##### SOURCE DATA #####

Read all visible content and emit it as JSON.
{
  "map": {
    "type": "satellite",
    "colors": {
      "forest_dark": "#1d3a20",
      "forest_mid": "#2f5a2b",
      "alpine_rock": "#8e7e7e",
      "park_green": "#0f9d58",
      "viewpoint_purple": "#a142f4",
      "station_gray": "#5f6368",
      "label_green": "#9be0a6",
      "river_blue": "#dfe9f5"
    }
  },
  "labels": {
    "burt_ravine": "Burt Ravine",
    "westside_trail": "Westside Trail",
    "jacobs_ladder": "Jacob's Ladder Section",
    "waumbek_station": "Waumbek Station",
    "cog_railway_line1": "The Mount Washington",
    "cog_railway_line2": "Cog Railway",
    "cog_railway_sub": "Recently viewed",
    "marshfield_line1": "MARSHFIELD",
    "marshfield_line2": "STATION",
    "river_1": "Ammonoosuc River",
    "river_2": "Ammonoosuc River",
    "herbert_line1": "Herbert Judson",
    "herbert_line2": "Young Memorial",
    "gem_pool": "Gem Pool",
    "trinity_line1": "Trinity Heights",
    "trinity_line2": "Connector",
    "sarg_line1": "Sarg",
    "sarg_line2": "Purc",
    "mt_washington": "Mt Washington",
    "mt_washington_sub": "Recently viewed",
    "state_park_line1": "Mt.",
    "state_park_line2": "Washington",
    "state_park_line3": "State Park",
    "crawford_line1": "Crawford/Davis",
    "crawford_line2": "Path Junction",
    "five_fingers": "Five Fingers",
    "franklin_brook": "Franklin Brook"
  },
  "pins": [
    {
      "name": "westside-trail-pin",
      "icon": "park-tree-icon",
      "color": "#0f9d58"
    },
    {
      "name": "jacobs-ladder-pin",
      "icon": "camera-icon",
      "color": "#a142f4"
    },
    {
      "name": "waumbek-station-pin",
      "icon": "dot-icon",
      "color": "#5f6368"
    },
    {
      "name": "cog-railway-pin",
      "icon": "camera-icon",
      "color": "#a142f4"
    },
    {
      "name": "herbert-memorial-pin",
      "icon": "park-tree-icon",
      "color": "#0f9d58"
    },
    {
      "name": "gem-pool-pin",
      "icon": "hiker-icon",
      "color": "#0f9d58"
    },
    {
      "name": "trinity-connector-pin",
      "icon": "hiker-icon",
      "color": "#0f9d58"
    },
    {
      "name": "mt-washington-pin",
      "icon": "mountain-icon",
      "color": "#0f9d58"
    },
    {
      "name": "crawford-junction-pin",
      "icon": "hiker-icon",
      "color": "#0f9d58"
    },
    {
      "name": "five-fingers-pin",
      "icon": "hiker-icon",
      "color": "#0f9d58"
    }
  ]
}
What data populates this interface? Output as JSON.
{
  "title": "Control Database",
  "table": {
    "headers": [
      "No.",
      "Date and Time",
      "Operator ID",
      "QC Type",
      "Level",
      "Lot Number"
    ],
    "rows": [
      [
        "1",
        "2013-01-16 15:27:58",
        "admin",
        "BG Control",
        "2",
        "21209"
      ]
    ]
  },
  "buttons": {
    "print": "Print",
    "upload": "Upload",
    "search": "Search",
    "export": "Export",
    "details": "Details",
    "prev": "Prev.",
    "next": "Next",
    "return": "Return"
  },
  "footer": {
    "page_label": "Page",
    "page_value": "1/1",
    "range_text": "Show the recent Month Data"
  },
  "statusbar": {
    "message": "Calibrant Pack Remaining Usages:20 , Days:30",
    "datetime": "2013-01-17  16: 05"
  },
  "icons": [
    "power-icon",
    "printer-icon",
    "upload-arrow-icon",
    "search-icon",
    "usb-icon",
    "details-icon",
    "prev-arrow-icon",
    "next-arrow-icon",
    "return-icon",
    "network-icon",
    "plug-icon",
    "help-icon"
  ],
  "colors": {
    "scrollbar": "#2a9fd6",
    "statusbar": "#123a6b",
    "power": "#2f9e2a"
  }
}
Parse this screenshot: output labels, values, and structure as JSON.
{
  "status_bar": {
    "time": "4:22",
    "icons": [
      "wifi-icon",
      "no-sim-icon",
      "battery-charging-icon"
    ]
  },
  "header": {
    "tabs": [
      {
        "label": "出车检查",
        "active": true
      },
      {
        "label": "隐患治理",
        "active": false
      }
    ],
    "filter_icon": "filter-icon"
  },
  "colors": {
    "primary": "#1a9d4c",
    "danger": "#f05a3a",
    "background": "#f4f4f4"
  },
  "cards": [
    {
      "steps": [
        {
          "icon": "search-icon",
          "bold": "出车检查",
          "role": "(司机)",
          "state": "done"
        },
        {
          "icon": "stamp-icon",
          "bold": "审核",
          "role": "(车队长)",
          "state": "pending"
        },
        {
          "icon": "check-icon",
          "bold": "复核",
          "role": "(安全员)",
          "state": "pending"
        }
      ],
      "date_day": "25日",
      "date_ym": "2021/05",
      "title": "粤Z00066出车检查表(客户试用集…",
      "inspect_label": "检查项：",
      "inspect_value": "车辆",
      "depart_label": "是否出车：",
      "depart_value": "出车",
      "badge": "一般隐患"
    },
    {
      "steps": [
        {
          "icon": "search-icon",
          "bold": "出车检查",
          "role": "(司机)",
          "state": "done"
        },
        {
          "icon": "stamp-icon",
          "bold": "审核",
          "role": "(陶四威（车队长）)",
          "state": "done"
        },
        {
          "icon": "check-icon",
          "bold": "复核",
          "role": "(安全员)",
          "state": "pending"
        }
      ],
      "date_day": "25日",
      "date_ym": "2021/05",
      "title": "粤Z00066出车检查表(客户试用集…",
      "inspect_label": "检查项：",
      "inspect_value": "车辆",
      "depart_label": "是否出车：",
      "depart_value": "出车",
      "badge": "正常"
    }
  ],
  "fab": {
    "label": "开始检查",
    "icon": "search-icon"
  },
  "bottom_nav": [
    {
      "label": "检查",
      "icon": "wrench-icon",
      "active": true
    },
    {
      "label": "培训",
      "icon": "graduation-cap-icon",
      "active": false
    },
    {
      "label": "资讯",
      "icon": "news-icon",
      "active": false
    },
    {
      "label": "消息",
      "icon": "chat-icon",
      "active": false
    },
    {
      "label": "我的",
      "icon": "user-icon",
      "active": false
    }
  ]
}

#####

TO BE DONE: Write down all the entries again without a single difference.

FINAL ANSWER:
Read all visible content and emit it as JSON.
{
  "map": {
    "type": "satellite",
    "colors": {
      "forest_dark": "#1d3a20",
      "forest_mid": "#2f5a2b",
      "alpine_rock": "#8e7e7e",
      "park_green": "#0f9d58",
      "viewpoint_purple": "#a142f4",
      "station_gray": "#5f6368",
      "label_green": "#9be0a6",
      "river_blue": "#dfe9f5"
    }
  },
  "labels": {
    "burt_ravine": "Burt Ravine",
    "westside_trail": "Westside Trail",
    "jacobs_ladder": "Jacob's Ladder Section",
    "waumbek_station": "Waumbek Station",
    "cog_railway_line1": "The Mount Washington",
    "cog_railway_line2": "Cog Railway",
    "cog_railway_sub": "Recently viewed",
    "marshfield_line1": "MARSHFIELD",
    "marshfield_line2": "STATION",
    "river_1": "Ammonoosuc River",
    "river_2": "Ammonoosuc River",
    "herbert_line1": "Herbert Judson",
    "herbert_line2": "Young Memorial",
    "gem_pool": "Gem Pool",
    "trinity_line1": "Trinity Heights",
    "trinity_line2": "Connector",
    "sarg_line1": "Sarg",
    "sarg_line2": "Purc",
    "mt_washington": "Mt Washington",
    "mt_washington_sub": "Recently viewed",
    "state_park_line1": "Mt.",
    "state_park_line2": "Washington",
    "state_park_line3": "State Park",
    "crawford_line1": "Crawford/Davis",
    "crawford_line2": "Path Junction",
    "five_fingers": "Five Fingers",
    "franklin_brook": "Franklin Brook"
  },
  "pins": [
    {
      "name": "westside-trail-pin",
      "icon": "park-tree-icon",
      "color": "#0f9d58"
    },
    {
      "name": "jacobs-ladder-pin",
      "icon": "camera-icon",
      "color": "#a142f4"
    },
    {
      "name": "waumbek-station-pin",
      "icon": "dot-icon",
      "color": "#5f6368"
    },
    {
      "name": "cog-railway-pin",
      "icon": "camera-icon",
      "color": "#a142f4"
    },
    {
      "name": "herbert-memorial-pin",
      "icon": "park-tree-icon",
      "color": "#0f9d58"
    },
    {
      "name": "gem-pool-pin",
      "icon": "hiker-icon",
      "color": "#0f9d58"
    },
    {
      "name": "trinity-connector-pin",
      "icon": "hiker-icon",
      "color": "#0f9d58"
    },
    {
      "name": "mt-washington-pin",
      "icon": "mountain-icon",
      "color": "#0f9d58"
    },
    {
      "name": "crawford-junction-pin",
      "icon": "hiker-icon",
      "color": "#0f9d58"
    },
    {
      "name": "five-fingers-pin",
      "icon": "hiker-icon",
      "color": "#0f9d58"
    }
  ]
}
What data populates this interface? Output as JSON.
{
  "title": "Control Database",
  "table": {
    "headers": [
      "No.",
      "Date and Time",
      "Operator ID",
      "QC Type",
      "Level",
      "Lot Number"
    ],
    "rows": [
      [
        "1",
        "2013-01-16 15:27:58",
        "admin",
        "BG Control",
        "2",
        "21209"
      ]
    ]
  },
  "buttons": {
    "print": "Print",
    "upload": "Upload",
    "search": "Search",
    "export": "Export",
    "details": "Details",
    "prev": "Prev.",
    "next": "Next",
    "return": "Return"
  },
  "footer": {
    "page_label": "Page",
    "page_value": "1/1",
    "range_text": "Show the recent Month Data"
  },
  "statusbar": {
    "message": "Calibrant Pack Remaining Usages:20 , Days:30",
    "datetime": "2013-01-17  16: 05"
  },
  "icons": [
    "power-icon",
    "printer-icon",
    "upload-arrow-icon",
    "search-icon",
    "usb-icon",
    "details-icon",
    "prev-arrow-icon",
    "next-arrow-icon",
    "return-icon",
    "network-icon",
    "plug-icon",
    "help-icon"
  ],
  "colors": {
    "scrollbar": "#2a9fd6",
    "statusbar": "#123a6b",
    "power": "#2f9e2a"
  }
}
Parse this screenshot: output labels, values, and structure as JSON.
{
  "status_bar": {
    "time": "4:22",
    "icons": [
      "wifi-icon",
      "no-sim-icon",
      "battery-charging-icon"
    ]
  },
  "header": {
    "tabs": [
      {
        "label": "出车检查",
        "active": true
      },
      {
        "label": "隐患治理",
        "active": false
      }
    ],
    "filter_icon": "filter-icon"
  },
  "colors": {
    "primary": "#1a9d4c",
    "danger": "#f05a3a",
    "background": "#f4f4f4"
  },
  "cards": [
    {
      "steps": [
        {
          "icon": "search-icon",
          "bold": "出车检查",
          "role": "(司机)",
          "state": "done"
        },
        {
          "icon": "stamp-icon",
          "bold": "审核",
          "role": "(车队长)",
          "state": "pending"
        },
        {
          "icon": "check-icon",
          "bold": "复核",
          "role": "(安全员)",
          "state": "pending"
        }
      ],
      "date_day": "25日",
      "date_ym": "2021/05",
      "title": "粤Z00066出车检查表(客户试用集…",
      "inspect_label": "检查项：",
      "inspect_value": "车辆",
      "depart_label": "是否出车：",
      "depart_value": "出车",
      "badge": "一般隐患"
    },
    {
      "steps": [
        {
          "icon": "search-icon",
          "bold": "出车检查",
          "role": "(司机)",
          "state": "done"
        },
        {
          "icon": "stamp-icon",
          "bold": "审核",
          "role": "(陶四威（车队长）)",
          "state": "done"
        },
        {
          "icon": "check-icon",
          "bold": "复核",
          "role": "(安全员)",
          "state": "pending"
        }
      ],
      "date_day": "25日",
      "date_ym": "2021/05",
      "title": "粤Z00066出车检查表(客户试用集…",
      "inspect_label": "检查项：",
      "inspect_value": "车辆",
      "depart_label": "是否出车：",
      "depart_value": "出车",
      "badge": "正常"
    }
  ],
  "fab": {
    "label": "开始检查",
    "icon": "search-icon"
  },
  "bottom_nav": [
    {
      "label": "检查",
      "icon": "wrench-icon",
      "active": true
    },
    {
      "label": "培训",
      "icon": "graduation-cap-icon",
      "active": false
    },
    {
      "label": "资讯",
      "icon": "news-icon",
      "active": false
    },
    {
      "label": "消息",
      "icon": "chat-icon",
      "active": false
    },
    {
      "label": "我的",
      "icon": "user-icon",
      "active": false
    }
  ]
}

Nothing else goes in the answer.